STATED EXERCISE »
Reproduce the records exactly.

DATA ENTRIES »
------------------------------------------------
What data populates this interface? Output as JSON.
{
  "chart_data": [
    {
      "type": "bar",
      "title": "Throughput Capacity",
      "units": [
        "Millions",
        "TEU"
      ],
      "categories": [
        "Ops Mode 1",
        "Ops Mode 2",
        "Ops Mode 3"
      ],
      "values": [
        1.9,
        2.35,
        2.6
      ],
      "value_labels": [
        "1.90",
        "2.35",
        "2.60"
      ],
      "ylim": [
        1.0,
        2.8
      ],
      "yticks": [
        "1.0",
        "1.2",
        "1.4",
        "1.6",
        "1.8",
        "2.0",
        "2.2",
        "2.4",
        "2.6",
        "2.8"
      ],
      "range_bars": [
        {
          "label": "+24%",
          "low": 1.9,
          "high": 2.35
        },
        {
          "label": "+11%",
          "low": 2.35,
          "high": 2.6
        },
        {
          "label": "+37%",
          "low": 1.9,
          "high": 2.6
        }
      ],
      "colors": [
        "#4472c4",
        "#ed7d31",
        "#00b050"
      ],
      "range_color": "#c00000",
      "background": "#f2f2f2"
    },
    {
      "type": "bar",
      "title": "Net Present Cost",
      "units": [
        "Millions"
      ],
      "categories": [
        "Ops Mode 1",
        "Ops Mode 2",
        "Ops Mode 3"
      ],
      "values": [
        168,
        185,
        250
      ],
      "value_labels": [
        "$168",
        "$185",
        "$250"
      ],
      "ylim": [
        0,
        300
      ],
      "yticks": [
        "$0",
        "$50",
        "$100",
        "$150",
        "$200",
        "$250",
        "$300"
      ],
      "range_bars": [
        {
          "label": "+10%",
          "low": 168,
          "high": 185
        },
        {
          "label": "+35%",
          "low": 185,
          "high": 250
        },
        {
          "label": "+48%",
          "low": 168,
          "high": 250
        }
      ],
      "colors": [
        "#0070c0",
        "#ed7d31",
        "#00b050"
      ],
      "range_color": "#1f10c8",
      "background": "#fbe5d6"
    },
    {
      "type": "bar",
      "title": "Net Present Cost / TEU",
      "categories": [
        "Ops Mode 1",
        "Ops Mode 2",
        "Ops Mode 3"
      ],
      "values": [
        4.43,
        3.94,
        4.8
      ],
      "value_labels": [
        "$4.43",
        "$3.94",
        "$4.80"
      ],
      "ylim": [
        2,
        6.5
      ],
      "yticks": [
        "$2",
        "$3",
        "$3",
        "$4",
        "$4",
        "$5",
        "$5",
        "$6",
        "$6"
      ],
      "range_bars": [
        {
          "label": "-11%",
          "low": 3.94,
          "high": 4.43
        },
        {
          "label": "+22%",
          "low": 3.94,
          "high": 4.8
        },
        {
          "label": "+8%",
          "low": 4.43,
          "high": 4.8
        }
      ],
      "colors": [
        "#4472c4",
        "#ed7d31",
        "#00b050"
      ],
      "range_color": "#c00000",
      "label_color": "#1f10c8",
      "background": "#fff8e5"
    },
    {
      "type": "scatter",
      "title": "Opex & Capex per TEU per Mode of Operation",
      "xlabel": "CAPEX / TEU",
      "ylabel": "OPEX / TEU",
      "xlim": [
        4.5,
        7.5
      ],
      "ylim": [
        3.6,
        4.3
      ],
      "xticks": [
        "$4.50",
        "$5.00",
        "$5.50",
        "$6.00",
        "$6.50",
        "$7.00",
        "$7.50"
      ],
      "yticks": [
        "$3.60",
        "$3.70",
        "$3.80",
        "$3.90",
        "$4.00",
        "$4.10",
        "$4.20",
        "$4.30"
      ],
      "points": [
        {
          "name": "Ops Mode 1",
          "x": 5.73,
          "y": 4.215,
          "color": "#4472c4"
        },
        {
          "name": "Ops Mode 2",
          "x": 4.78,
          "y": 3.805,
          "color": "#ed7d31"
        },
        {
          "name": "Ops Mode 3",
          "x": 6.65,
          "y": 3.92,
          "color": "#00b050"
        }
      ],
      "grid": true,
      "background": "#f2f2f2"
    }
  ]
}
------------------------------------------------
THE COMPLETED TASK »
What data populates this interface? Output as JSON.
{
  "chart_data": [
    {
      "type": "bar",
      "title": "Throughput Capacity",
      "units": [
        "Millions",
        "TEU"
      ],
      "categories": [
        "Ops Mode 1",
        "Ops Mode 2",
        "Ops Mode 3"
      ],
      "values": [
        1.9,
        2.35,
        2.6
      ],
      "value_labels": [
        "1.90",
        "2.35",
        "2.60"
      ],
      "ylim": [
        1.0,
        2.8
      ],
      "yticks": [
        "1.0",
        "1.2",
        "1.4",
        "1.6",
        "1.8",
        "2.0",
        "2.2",
        "2.4",
        "2.6",
        "2.8"
      ],
      "range_bars": [
        {
          "label": "+24%",
          "low": 1.9,
          "high": 2.35
        },
        {
          "label": "+11%",
          "low": 2.35,
          "high": 2.6
        },
        {
          "label": "+37%",
          "low": 1.9,
          "high": 2.6
        }
      ],
      "colors": [
        "#4472c4",
        "#ed7d31",
        "#00b050"
      ],
      "range_color": "#c00000",
      "background": "#f2f2f2"
    },
    {
      "type": "bar",
      "title": "Net Present Cost",
      "units": [
        "Millions"
      ],
      "categories": [
        "Ops Mode 1",
        "Ops Mode 2",
        "Ops Mode 3"
      ],
      "values": [
        168,
        185,
        250
      ],
      "value_labels": [
        "$168",
        "$185",
        "$250"
      ],
      "ylim": [
        0,
        300
      ],
      "yticks": [
        "$0",
        "$50",
        "$100",
        "$150",
        "$200",
        "$250",
        "$300"
      ],
      "range_bars": [
        {
          "label": "+10%",
          "low": 168,
          "high": 185
        },
        {
          "label": "+35%",
          "low": 185,
          "high": 250
        },
        {
          "label": "+48%",
          "low": 168,
          "high": 250
        }
      ],
      "colors": [
        "#0070c0",
        "#ed7d31",
        "#00b050"
      ],
      "range_color": "#1f10c8",
      "background": "#fbe5d6"
    },
    {
      "type": "bar",
      "title": "Net Present Cost / TEU",
      "categories": [
        "Ops Mode 1",
        "Ops Mode 2",
        "Ops Mode 3"
      ],
      "values": [
        4.43,
        3.94,
        4.8
      ],
      "value_labels": [
        "$4.43",
        "$3.94",
        "$4.80"
      ],
      "ylim": [
        2,
        6.5
      ],
      "yticks": [
        "$2",
        "$3",
        "$3",
        "$4",
        "$4",
        "$5",
        "$5",
        "$6",
        "$6"
      ],
      "range_bars": [
        {
          "label": "-11%",
          "low": 3.94,
          "high": 4.43
        },
        {
          "label": "+22%",
          "low": 3.94,
          "high": 4.8
        },
        {
          "label": "+8%",
          "low": 4.43,
          "high": 4.8
        }
      ],
      "colors": [
        "#4472c4",
        "#ed7d31",
        "#00b050"
      ],
      "range_color": "#c00000",
      "label_color": "#1f10c8",
      "background": "#fff8e5"
    },
    {
      "type": "scatter",
      "title": "Opex & Capex per TEU per Mode of Operation",
      "xlabel": "CAPEX / TEU",
      "ylabel": "OPEX / TEU",
      "xlim": [
        4.5,
        7.5
      ],
      "ylim": [
        3.6,
        4.3
      ],
      "xticks": [
        "$4.50",
        "$5.00",
        "$5.50",
        "$6.00",
        "$6.50",
        "$7.00",
        "$7.50"
      ],
      "yticks": [
        "$3.60",
        "$3.70",
        "$3.80",
        "$3.90",
        "$4.00",
        "$4.10",
        "$4.20",
        "$4.30"
      ],
      "points": [
        {
          "name": "Ops Mode 1",
          "x": 5.73,
          "y": 4.215,
          "color": "#4472c4"
        },
        {
          "name": "Ops Mode 2",
          "x": 4.78,
          "y": 3.805,
          "color": "#ed7d31"
        },
        {
          "name": "Ops Mode 3",
          "x": 6.65,
          "y": 3.92,
          "color": "#00b050"
        }
      ],
      "grid": true,
      "background": "#f2f2f2"
    }
  ]
}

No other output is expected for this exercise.